[Tasks to perform]:
A - Reproduce the part of the knowledge bundle thread from "what is the" to "grows and grows..." word for word.
B - Write the next part of the forum thread about the growing searchpeers folder, starting right after its final post.

[Given passage]:

Archive

knowledge bundle

Path Finder

Hi Base,

what is the impact when the content of $Splunkhome$/var/run/searchpeers will be deleted?
In an installation with 7 Searchhaeds this folder grows and grows and grows...

THX

1 Solution

Splunk Employee
Splunk Employee

Haven't deleted that info, but I would guess it would get replicated again..

check here for more info on distributed search knowledge bundles and how to limit or mount: http://docs.splunk.com/Documentation/Splunk/5.0.2/Deploy/Whatisdistributedsearch#What_search_heads_s...

View solution in original post

Splunk Employee
Splunk Employee

You may want to look at reducing the bundle size on the search heads first using replication blacklist, just deleting them will only temporarily resolve disk usage problems as they will get replicated again. This will limit what is sent to the search peers (indexers) in the knowledge bundle.

[Records supplied]:
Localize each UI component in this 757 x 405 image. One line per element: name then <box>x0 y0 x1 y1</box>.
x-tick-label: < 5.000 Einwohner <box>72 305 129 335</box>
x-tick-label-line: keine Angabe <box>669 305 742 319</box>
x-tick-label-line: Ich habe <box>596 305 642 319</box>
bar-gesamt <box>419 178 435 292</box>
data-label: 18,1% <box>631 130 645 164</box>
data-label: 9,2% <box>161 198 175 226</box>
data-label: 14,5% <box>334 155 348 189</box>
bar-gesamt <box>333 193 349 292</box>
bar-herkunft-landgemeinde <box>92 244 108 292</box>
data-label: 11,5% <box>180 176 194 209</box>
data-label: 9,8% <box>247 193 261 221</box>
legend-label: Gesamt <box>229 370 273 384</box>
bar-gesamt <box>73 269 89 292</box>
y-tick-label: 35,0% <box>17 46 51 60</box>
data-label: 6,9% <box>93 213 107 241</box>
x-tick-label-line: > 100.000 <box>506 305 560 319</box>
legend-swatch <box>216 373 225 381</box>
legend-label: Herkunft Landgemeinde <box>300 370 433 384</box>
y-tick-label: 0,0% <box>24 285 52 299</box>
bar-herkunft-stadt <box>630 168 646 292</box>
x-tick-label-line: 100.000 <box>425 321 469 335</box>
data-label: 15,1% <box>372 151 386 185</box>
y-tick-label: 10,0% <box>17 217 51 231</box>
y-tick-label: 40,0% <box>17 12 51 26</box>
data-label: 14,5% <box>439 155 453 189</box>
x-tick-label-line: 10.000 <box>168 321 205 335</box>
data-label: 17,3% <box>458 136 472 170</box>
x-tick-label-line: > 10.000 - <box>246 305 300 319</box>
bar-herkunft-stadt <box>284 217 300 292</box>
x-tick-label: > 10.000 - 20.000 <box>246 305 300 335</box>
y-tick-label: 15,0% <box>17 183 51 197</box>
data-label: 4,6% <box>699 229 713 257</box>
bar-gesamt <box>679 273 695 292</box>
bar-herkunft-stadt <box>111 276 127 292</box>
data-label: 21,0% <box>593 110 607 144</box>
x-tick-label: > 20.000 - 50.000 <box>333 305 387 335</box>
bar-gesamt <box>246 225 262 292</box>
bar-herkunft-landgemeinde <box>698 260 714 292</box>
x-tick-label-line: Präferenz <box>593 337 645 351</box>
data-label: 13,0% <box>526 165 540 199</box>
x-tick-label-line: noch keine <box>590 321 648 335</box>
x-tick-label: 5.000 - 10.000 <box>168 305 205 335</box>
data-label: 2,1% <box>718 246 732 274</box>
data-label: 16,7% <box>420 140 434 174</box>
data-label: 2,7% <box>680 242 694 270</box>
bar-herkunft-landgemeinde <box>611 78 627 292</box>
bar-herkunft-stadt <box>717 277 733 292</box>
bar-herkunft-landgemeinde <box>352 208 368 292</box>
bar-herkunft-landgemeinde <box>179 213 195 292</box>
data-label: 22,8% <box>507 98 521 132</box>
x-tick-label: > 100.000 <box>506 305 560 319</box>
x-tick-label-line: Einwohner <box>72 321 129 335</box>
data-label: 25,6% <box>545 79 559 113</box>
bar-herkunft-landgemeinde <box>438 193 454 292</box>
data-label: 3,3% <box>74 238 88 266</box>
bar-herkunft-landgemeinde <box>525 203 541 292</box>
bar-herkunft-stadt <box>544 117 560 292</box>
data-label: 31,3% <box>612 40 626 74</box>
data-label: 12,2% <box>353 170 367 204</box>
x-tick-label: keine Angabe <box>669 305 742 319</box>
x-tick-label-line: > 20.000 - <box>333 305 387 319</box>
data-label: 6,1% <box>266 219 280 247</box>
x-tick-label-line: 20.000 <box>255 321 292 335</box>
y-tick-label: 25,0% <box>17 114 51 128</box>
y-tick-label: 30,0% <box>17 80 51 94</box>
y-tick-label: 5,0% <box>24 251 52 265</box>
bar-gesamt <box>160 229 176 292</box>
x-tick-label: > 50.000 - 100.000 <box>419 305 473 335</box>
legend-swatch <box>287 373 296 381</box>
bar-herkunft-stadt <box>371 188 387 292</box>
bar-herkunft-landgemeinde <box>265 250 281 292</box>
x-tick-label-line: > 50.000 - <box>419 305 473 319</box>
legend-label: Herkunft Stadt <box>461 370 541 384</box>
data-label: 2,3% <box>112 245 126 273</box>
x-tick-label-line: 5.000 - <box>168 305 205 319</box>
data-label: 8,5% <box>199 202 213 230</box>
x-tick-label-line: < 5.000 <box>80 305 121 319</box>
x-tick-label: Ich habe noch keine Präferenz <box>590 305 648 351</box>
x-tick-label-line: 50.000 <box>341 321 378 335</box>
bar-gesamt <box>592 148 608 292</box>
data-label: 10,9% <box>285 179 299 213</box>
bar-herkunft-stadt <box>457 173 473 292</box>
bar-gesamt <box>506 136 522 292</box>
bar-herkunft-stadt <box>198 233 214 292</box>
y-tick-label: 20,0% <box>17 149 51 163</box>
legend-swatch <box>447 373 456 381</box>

[Answers to each task]:
A -
what is the impact when the content of $Splunkhome$/var/run/searchpeers will be deleted?
In an installation with 7 Searchhaeds this folder grows and grows and grows...

B -
http://docs.splunk.com/Documentation/Splunk/6.2.3/DistSearch/Limittheknowledgebundlesize

Since bin directories, jar and lookup files do not need to be replicated to search peers you could blacklist these in distsearch.conf.
on each Search Head:

$SPLUNK_HOME/etc/system/local/distsearch.conf
[replicationBlacklist]

The ellipsis wildcard … recurses through directories and subdirectories to match.

noBinDir = .../bin/*
jarAndLookups = (jar|lookups)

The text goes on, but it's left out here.